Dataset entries
★ ★ ★ ★ ★ ★ ★

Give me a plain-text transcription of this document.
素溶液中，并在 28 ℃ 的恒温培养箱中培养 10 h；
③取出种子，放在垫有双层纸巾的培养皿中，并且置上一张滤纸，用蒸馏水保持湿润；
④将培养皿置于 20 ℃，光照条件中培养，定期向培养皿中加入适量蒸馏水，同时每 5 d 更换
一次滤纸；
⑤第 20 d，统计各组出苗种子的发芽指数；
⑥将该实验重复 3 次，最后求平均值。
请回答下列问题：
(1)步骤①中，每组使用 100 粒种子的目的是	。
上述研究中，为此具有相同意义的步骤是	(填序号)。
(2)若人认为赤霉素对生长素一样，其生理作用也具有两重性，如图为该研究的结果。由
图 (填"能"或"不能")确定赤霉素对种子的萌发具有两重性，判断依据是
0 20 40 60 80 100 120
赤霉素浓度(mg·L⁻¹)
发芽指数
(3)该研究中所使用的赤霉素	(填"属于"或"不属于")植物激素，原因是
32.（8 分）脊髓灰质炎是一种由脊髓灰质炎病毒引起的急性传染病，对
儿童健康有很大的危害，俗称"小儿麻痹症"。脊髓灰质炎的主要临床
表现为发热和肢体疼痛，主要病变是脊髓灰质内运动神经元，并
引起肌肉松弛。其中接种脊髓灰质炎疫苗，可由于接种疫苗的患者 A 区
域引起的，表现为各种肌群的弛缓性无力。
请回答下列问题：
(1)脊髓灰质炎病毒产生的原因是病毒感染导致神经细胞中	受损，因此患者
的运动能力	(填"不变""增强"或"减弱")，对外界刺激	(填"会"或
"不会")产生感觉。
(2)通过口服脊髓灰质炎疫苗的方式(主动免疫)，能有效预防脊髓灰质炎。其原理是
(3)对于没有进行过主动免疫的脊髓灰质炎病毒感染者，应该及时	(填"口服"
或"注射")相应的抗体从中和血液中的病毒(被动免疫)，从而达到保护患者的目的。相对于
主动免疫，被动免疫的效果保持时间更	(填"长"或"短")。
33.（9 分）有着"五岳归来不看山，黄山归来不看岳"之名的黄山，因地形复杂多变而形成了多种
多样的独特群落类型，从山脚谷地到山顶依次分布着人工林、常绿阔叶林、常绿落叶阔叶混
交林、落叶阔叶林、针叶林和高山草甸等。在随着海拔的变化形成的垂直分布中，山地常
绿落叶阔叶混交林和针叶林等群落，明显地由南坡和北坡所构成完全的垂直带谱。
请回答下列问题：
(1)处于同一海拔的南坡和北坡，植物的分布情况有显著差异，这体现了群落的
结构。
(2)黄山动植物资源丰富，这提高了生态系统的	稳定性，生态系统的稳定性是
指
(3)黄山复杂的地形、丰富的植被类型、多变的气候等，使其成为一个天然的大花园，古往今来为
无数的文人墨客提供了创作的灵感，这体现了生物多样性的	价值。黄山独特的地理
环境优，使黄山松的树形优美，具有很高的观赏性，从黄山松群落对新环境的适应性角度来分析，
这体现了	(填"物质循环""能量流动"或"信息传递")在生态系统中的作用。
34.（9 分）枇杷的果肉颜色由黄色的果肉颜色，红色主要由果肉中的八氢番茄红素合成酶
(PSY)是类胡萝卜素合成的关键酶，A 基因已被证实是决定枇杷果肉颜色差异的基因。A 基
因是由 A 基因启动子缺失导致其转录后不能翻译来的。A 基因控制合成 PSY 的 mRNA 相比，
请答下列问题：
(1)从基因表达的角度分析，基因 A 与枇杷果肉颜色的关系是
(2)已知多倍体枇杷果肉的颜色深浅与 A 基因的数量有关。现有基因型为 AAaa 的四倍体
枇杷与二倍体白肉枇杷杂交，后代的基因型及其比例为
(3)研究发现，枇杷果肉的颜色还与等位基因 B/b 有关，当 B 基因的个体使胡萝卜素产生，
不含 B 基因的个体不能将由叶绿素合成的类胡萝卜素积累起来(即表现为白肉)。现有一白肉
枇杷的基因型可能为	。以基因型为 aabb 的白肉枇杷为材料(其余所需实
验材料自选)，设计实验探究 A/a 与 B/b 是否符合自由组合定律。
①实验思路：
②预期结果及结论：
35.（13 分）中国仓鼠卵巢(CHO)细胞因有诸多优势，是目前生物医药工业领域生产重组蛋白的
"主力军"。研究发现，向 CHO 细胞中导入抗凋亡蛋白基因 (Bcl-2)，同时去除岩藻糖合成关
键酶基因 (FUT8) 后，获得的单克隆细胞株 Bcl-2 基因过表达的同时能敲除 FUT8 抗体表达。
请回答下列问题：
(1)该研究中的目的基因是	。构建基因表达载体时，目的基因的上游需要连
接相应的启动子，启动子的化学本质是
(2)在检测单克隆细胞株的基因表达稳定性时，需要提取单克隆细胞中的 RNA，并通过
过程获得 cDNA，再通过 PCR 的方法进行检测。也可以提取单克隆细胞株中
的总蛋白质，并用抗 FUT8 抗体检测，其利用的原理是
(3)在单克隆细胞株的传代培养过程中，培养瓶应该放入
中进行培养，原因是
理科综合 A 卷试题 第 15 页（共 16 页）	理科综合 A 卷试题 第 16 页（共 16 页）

★ ★ ★ ★ ★ ★ ★

Check every line of the records, and copy the ones that hold the word "研究发现".

(3)研究发现，枇杷果肉的颜色还与等位基因 B/b 有关，当 B 基因的个体使胡萝卜素产生，
"主力军"。研究发现，向 CHO 细胞中导入抗凋亡蛋白基因 (Bcl-2)，同时去除岩藻糖合成关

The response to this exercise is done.